(Short exercise) Find every line with "JSON" in it, then report how many there are and nothing more.

Figure dataset records
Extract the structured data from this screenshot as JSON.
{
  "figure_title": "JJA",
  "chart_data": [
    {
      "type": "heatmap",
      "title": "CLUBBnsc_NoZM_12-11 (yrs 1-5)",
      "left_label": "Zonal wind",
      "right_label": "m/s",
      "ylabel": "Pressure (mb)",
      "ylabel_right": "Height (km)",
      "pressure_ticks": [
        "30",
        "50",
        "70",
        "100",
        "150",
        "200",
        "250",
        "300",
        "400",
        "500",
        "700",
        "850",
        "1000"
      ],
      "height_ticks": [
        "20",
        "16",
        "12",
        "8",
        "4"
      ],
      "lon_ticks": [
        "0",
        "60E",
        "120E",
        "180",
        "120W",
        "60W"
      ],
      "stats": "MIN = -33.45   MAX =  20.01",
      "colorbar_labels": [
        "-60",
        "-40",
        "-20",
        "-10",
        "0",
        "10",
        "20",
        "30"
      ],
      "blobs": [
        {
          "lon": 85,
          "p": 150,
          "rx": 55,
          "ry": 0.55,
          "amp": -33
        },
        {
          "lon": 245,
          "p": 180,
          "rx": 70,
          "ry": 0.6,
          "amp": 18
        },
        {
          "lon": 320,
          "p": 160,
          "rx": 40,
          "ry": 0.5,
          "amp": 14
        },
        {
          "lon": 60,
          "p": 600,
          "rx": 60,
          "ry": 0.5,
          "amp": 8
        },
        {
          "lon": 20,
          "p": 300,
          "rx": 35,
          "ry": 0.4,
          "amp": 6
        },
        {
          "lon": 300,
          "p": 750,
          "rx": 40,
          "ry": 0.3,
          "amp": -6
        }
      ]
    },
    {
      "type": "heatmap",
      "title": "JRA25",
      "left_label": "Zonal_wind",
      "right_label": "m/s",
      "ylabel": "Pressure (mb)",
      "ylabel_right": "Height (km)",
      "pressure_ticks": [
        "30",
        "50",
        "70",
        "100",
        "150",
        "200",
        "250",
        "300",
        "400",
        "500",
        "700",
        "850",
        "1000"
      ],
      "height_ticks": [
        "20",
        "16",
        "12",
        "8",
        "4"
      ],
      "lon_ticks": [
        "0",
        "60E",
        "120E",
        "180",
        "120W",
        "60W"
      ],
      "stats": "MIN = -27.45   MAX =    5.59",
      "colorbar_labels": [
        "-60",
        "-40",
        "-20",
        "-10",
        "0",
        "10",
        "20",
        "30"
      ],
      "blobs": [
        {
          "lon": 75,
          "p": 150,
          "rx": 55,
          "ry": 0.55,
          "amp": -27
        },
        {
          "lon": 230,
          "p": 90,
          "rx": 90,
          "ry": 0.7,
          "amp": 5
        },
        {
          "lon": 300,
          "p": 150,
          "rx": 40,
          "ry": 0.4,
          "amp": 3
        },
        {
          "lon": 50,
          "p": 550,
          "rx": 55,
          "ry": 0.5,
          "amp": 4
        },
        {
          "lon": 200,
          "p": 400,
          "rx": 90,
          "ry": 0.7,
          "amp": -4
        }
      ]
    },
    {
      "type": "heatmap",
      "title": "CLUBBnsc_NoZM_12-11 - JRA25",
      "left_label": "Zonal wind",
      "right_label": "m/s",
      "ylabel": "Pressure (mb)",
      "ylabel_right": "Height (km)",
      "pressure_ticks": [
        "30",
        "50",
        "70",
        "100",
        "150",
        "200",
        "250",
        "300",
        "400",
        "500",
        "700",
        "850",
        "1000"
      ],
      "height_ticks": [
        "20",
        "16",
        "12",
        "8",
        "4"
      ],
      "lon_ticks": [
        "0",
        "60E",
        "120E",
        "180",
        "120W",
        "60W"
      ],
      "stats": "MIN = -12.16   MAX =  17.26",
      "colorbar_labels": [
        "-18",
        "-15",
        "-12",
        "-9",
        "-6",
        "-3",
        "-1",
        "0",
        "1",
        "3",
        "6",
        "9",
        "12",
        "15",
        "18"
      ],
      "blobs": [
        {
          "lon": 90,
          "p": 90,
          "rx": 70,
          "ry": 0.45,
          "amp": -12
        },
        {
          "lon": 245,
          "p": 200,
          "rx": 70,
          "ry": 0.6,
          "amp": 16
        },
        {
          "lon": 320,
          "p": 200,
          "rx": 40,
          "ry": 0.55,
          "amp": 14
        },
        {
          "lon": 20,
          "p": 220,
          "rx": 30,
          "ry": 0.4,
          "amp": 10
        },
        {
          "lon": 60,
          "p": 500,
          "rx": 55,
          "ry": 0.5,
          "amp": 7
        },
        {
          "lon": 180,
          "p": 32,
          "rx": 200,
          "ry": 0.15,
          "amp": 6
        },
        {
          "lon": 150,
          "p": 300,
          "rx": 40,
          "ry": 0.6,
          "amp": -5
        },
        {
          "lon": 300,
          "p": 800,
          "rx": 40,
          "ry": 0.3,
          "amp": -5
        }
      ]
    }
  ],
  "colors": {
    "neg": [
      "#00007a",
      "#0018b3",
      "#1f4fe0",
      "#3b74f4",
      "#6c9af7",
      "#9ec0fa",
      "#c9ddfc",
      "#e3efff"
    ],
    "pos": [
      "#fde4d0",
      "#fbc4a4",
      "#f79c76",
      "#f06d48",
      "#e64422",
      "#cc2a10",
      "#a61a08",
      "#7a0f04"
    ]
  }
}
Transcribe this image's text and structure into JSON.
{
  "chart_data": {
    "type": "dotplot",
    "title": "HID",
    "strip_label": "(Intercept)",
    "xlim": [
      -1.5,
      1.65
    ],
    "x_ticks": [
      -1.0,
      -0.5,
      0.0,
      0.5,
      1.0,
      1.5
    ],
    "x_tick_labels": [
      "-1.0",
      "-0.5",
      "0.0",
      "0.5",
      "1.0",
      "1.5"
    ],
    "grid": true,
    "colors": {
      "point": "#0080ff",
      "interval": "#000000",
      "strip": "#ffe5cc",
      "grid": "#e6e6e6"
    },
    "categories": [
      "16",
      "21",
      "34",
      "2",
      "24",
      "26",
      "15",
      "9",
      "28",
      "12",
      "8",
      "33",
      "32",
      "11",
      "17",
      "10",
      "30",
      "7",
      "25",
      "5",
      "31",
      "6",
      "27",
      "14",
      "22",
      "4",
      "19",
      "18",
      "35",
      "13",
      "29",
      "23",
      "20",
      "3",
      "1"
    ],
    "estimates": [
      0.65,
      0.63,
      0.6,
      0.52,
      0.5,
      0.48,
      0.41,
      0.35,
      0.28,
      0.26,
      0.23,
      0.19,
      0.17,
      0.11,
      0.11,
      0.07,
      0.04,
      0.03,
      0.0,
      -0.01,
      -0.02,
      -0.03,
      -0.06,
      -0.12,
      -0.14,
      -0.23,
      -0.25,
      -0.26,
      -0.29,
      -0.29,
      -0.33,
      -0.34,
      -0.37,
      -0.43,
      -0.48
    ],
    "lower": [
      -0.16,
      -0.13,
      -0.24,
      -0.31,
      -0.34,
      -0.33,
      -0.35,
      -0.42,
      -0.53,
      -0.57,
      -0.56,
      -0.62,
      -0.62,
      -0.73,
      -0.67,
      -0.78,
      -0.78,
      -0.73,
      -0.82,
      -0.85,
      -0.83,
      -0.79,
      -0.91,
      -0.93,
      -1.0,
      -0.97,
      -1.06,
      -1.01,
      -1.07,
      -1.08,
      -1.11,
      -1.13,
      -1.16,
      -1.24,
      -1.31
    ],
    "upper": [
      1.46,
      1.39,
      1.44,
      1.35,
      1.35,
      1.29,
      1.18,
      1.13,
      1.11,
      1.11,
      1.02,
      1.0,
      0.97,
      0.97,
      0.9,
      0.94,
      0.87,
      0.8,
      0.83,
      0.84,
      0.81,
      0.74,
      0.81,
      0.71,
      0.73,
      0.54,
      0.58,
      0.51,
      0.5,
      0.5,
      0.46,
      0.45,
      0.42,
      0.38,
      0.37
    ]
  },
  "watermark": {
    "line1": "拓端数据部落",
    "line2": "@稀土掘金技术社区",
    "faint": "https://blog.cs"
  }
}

(Solution) 2